Data records
>> Start
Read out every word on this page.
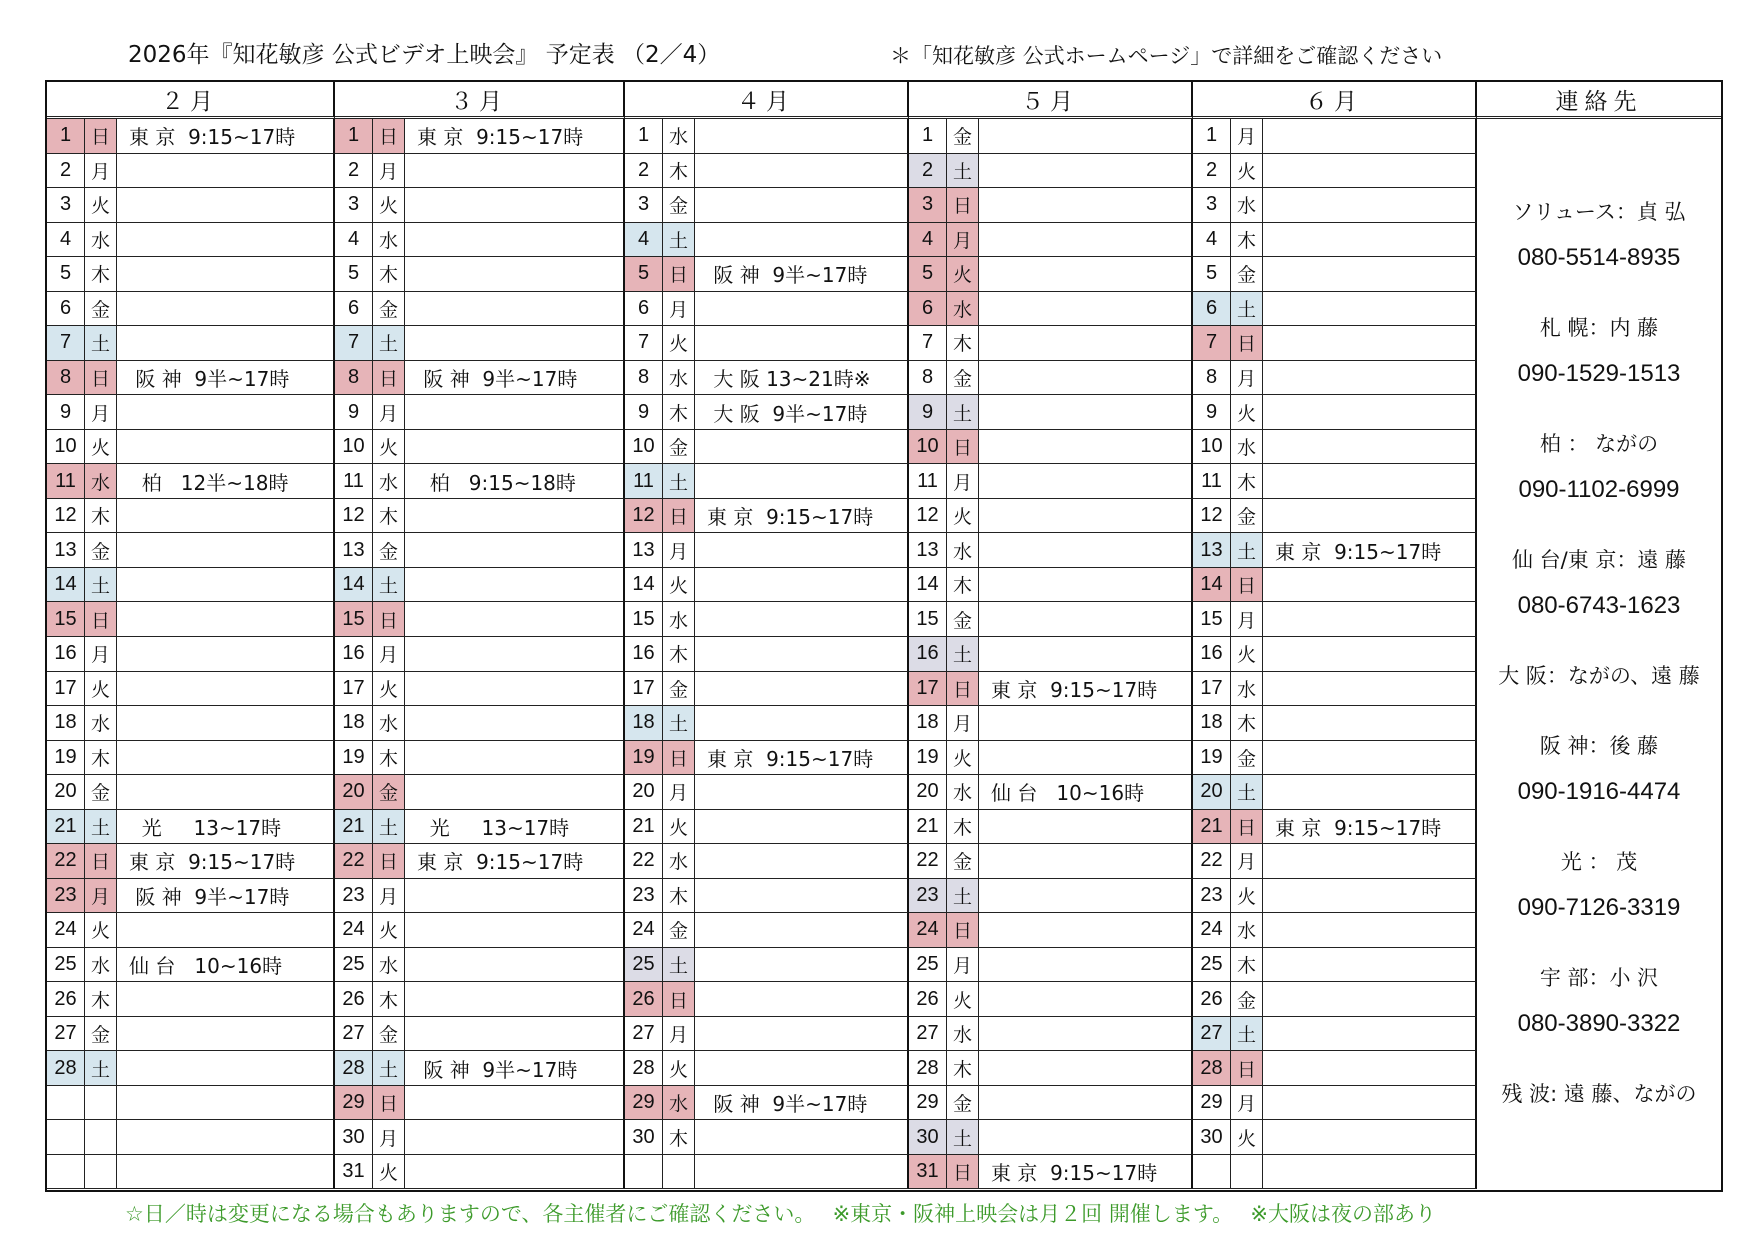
2026年『知花敏彦 公式ビデオ上映会』 予定表 （2／4）	＊「知花敏彦 公式ホームページ」で詳細をご確認ください
２月
1	日 東 京  9:15~17時
2	月
3	火
4	水
5	木
6	金
7	土
8	日 阪 神  9半~17時
9	月
10 火
11 水 柏   12半~18時
12 木
13 金
14 土
15 日
16 月
17 火
18 水
19 木
20 金
21 土 光     13~17時
22 日 東 京  9:15~17時
23 月 阪 神  9半~17時
24 火
25 水 仙 台   10~16時
26 木
27 金
28 土
３月
1	日 東 京  9:15~17時
2	月
3	火
4	水
5	木
6	金
7	土
8	日 阪 神  9半~17時
9	月
10 火
11 水 柏   9:15~18時
12 木
13 金
14 土
15 日
16 月
17 火
18 水
19 木
20 金
21 土 光     13~17時
22 日 東 京  9:15~17時
23 月
24 火
25 水
26 木
27 金
28 土 阪 神  9半~17時
29 日
30 月
31 火
４月
1	水
2	木
3	金
4	土
5	日 阪 神  9半~17時
6	月
7	火
8	水 大 阪 13~21時※
9	木 大 阪  9半~17時
10 金
11 土
12 日 東 京  9:15~17時
13 月
14 火
15 水
16 木
17 金
18 土
19 日 東 京  9:15~17時
20 月
21 火
22 水
23 木
24 金
25 土
26 日
27 月
28 火
29 水 阪 神  9半~17時
30 木
５月
1	金
2	土
3	日
4	月
5	火
6	水
7	木
8	金
9	土
10 日
11 月
12 火
13 水
14 木
15 金
16 土
17 日 東 京  9:15~17時
18 月
19 火
20 水 仙 台   10~16時
21 木
22 金
23 土
24 日
25 月
26 火
27 水
28 木
29 金
30 土
31 日 東 京  9:15~17時
６月
1	月
2	火
3	水
4	木
5	金
6	土
7	日
8	月
9	火
10 水
11 木
12 金
13 土 東 京  9:15~17時
14 日
15 月
16 火
17 水
18 木
19 金
20 土
21 日 東 京  9:15~17時
22 月
23 火
24 水
25 木
26 金
27 土
28 日
29 月
30 火
連絡先
ソリュース：貞 弘
080-5514-8935
札 幌：内 藤
090-1529-1513
柏 ： ながの
090-1102-6999
仙 台/東 京：遠 藤
080-6743-1623
大 阪：ながの、遠 藤
阪 神：後 藤
090-1916-4474
光 ： 茂
090-7126-3319
宇 部：小 沢
080-3890-3322
残 波: 遠 藤、ながの
☆日／時は変更になる場合もありますので、各主催者にご確認ください。　 ※東京・阪神上映会は月２回 開催します。　 ※大阪は夜の部あり
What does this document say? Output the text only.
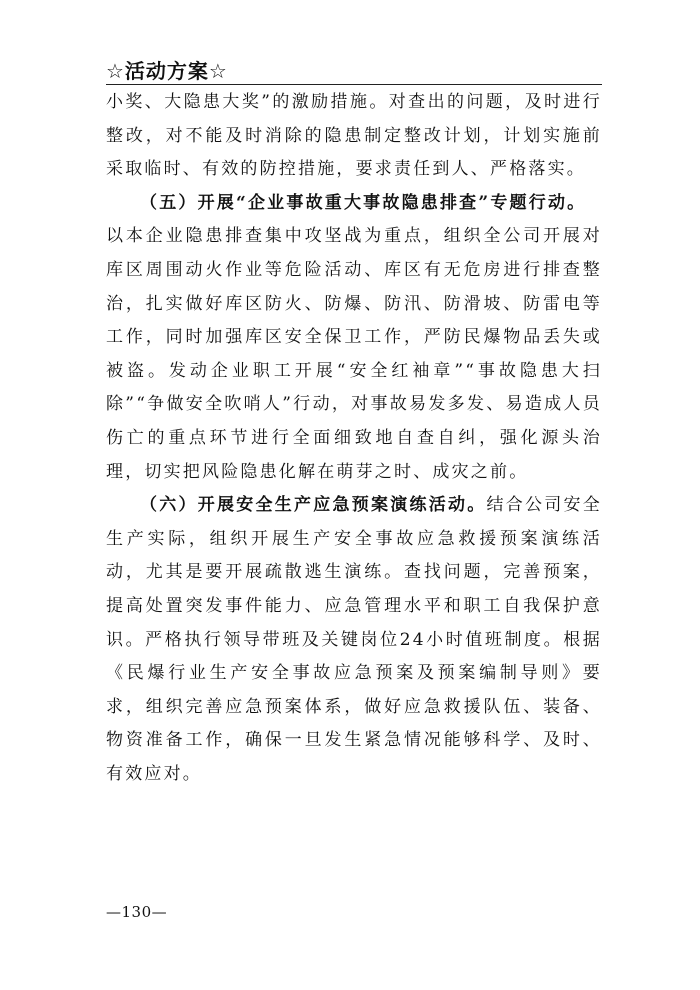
☆活动方案☆

小奖、大隐患大奖”的激励措施。对查出的问题，及时进行整改，对不能及时消除的隐患制定整改计划，计划实施前采取临时、有效的防控措施，要求责任到人、严格落实。

（五）开展“企业事故重大事故隐患排查”专题行动。

以本企业隐患排查集中攻坚战为重点，组织全公司开展对库区周围动火作业等危险活动、库区有无危房进行排查整治，扎实做好库区防火、防爆、防汛、防滑坡、防雷电等工作，同时加强库区安全保卫工作，严防民爆物品丢失或被盗。发动企业职工开展“安全红袖章”“事故隐患大扫除”“争做安全吹哨人”行动，对事故易发多发、易造成人员伤亡的重点环节进行全面细致地自查自纠，强化源头治理，切实把风险隐患化解在萌芽之时、成灾之前。

（六）开展安全生产应急预案演练活动。结合公司安全生产实际，组织开展生产安全事故应急救援预案演练活动，尤其是要开展疏散逃生演练。查找问题，完善预案，提高处置突发事件能力、应急管理水平和职工自我保护意识。严格执行领导带班及关键岗位24小时值班制度。根据《民爆行业生产安全事故应急预案及预案编制导则》要求，组织完善应急预案体系，做好应急救援队伍、装备、物资准备工作，确保一旦发生紧急情况能够科学、及时、有效应对。

—130—
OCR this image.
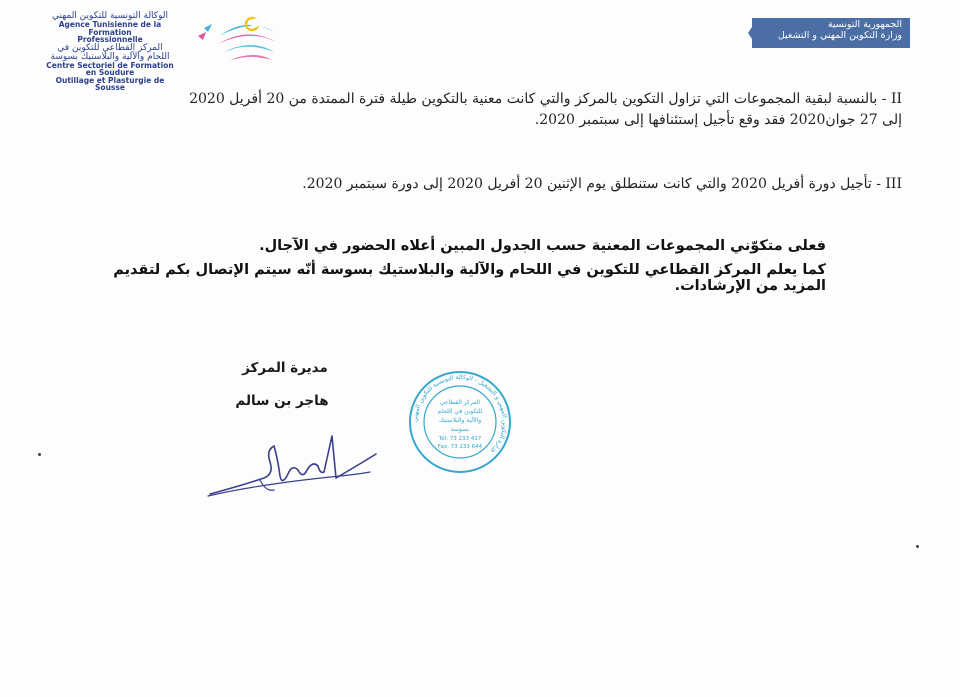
الوكالة التونسية للتكوين المهني
Agence Tunisienne de la Formation
Professionnelle
المركز القطاعي للتكوين في
اللحام والآلية والبلاستيك بسوسة
Centre Sectoriel de Formation en Soudure
Outillage et Plasturgie de Sousse
الجمهورية التونسية
وزارة التكوين المهني و التشغيل
II - بالنسبة لبقية المجموعات التي تزاول التكوين بالمركز والتي كانت معنية بالتكوين طيلة فترة الممتدة من 20 أفريل 2020
إلى 27 جوان2020 فقد وقع تأجيل إستئنافها إلى سبتمبر 2020.
III - تأجيل دورة أفريل 2020 والتي كانت ستنطلق يوم الإثنين 20 أفريل 2020 إلى دورة سبتمبر 2020.
فعلى متكوّني المجموعات المعنية حسب الجدول المبين أعلاه الحضور في الآجال.
كما يعلم المركز القطاعي للتكوين في اللحام والآلية والبلاستيك بسوسة أنّه سيتم الإتصال بكم لتقديم المزيد من الإرشادات.
مديرة المركز
هاجر بن سالم
وزارة التكوين المهني و التشغيل - الوكالة التونسية للتكوين المهني
المركز القطاعي
للتكوين في اللحام
والآلية والبلاستيك
بسوسة
Tél: 73 233 417
Fax: 73 233 644
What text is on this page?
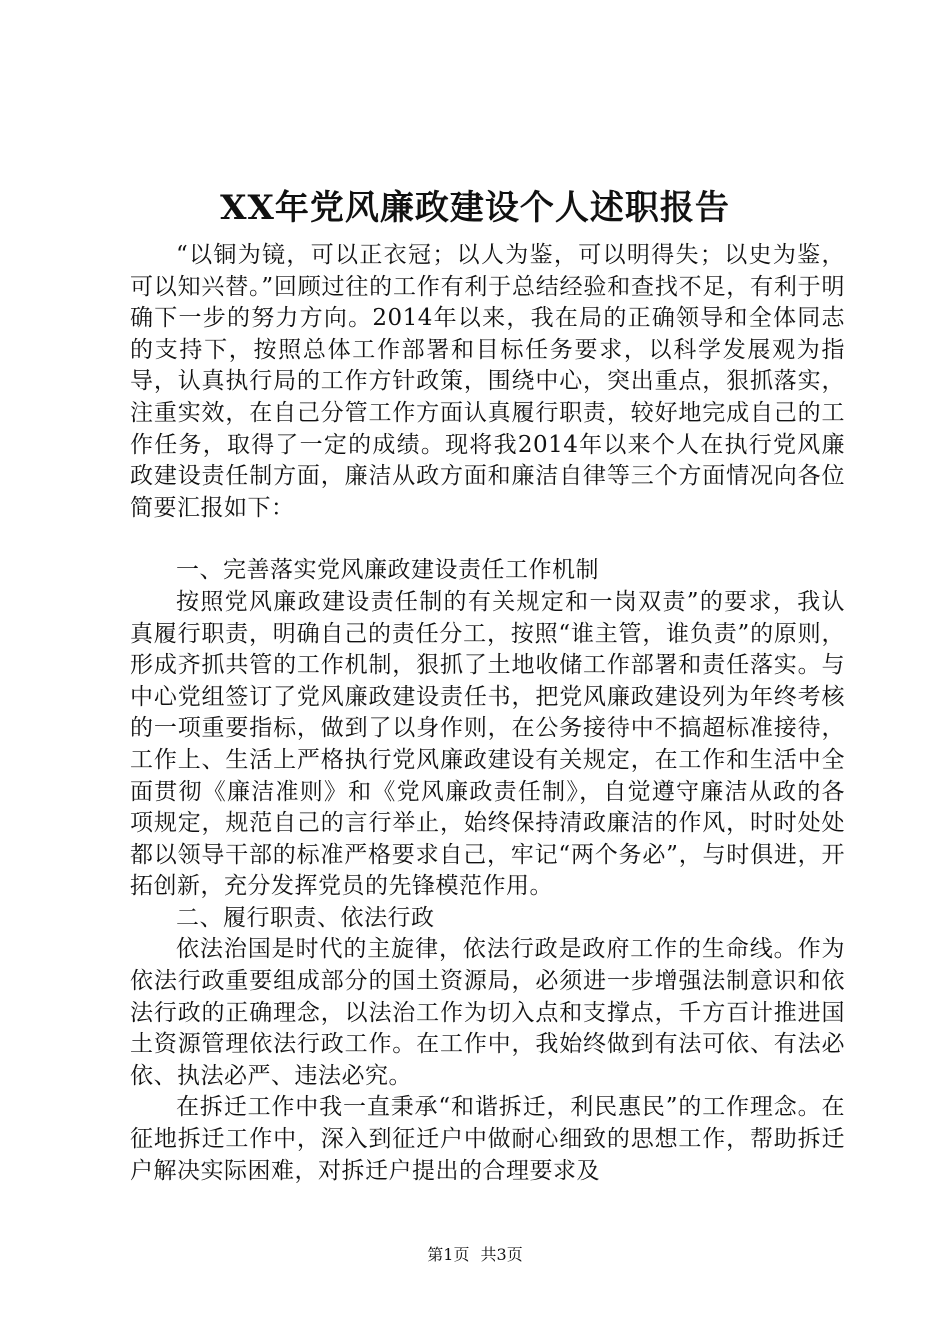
XX年党风廉政建设个人述职报告

“以铜为镜，可以正衣冠；以人为鉴，可以明得失；以史为鉴，可以知兴替。”回顾过往的工作有利于总结经验和查找不足，有利于明确下一步的努力方向。2014年以来，我在局的正确领导和全体同志的支持下，按照总体工作部署和目标任务要求，以科学发展观为指导，认真执行局的工作方针政策，围绕中心，突出重点，狠抓落实，注重实效，在自己分管工作方面认真履行职责，较好地完成自己的工作任务，取得了一定的成绩。现将我2014年以来个人在执行党风廉政建设责任制方面，廉洁从政方面和廉洁自律等三个方面情况向各位简要汇报如下：

一、完善落实党风廉政建设责任工作机制

按照党风廉政建设责任制的有关规定和一岗双责”的要求，我认真履行职责，明确自己的责任分工，按照“谁主管，谁负责”的原则，形成齐抓共管的工作机制，狠抓了土地收储工作部署和责任落实。与中心党组签订了党风廉政建设责任书，把党风廉政建设列为年终考核的一项重要指标，做到了以身作则，在公务接待中不搞超标准接待，工作上、生活上严格执行党风廉政建设有关规定，在工作和生活中全面贯彻《廉洁准则》和《党风廉政责任制》，自觉遵守廉洁从政的各项规定，规范自己的言行举止，始终保持清政廉洁的作风，时时处处都以领导干部的标准严格要求自己，牢记“两个务必”，与时俱进，开拓创新，充分发挥党员的先锋模范作用。

二、履行职责、依法行政

依法治国是时代的主旋律，依法行政是政府工作的生命线。作为依法行政重要组成部分的国土资源局，必须进一步增强法制意识和依法行政的正确理念，以法治工作为切入点和支撑点，千方百计推进国土资源管理依法行政工作。在工作中，我始终做到有法可依、有法必依、执法必严、违法必究。

在拆迁工作中我一直秉承“和谐拆迁，利民惠民”的工作理念。在征地拆迁工作中，深入到征迁户中做耐心细致的思想工作，帮助拆迁户解决实际困难，对拆迁户提出的合理要求及

第1页 共3页
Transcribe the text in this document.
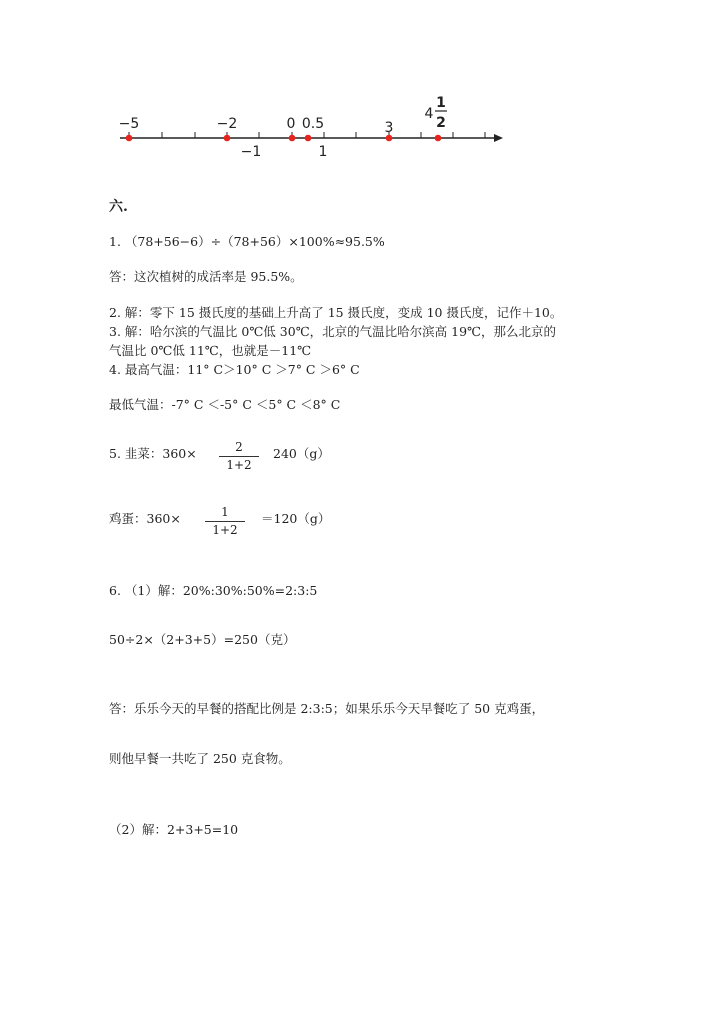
−5	−2	0 0.5	3
−1	1
4
1
2
六.
1. （78+56−6）÷（78+56）×100%≈95.5%
答：这次植树的成活率是 95.5%。
2. 解：零下 15 摄氏度的基础上升高了 15 摄氏度，变成 10 摄氏度，记作＋10。
3. 解：哈尔滨的气温比 0℃低 30℃，北京的气温比哈尔滨高 19℃，那么北京的
气温比 0℃低 11℃，也就是－11℃
4. 最高气温：11° C＞10° C ＞7° C ＞6° C
最低气温：-7° C ＜-5° C ＜5° C ＜8° C
5. 韭菜：360×	2
1+2
240（g）
鸡蛋：360×	1
1+2
＝120（g）
6. （1）解：20%:30%:50%=2:3:5
50÷2×（2+3+5）=250（克）
答：乐乐今天的早餐的搭配比例是 2:3:5；如果乐乐今天早餐吃了 50 克鸡蛋，
则他早餐一共吃了 250 克食物。
（2）解：2+3+5=10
>> End
» **Exercise aim**: In the records above, find the lines containing "والتي" and copy them.

» **Task output**:
II - بالنسبة لبقية المجموعات التي تزاول التكوين بالمركز والتي كانت معنية بالتكوين طيلة فترة الممتدة من 20 أفريل 2020
III - تأجيل دورة أفريل 2020 والتي كانت ستنطلق يوم الإثنين 20 أفريل 2020 إلى دورة سبتمبر 2020.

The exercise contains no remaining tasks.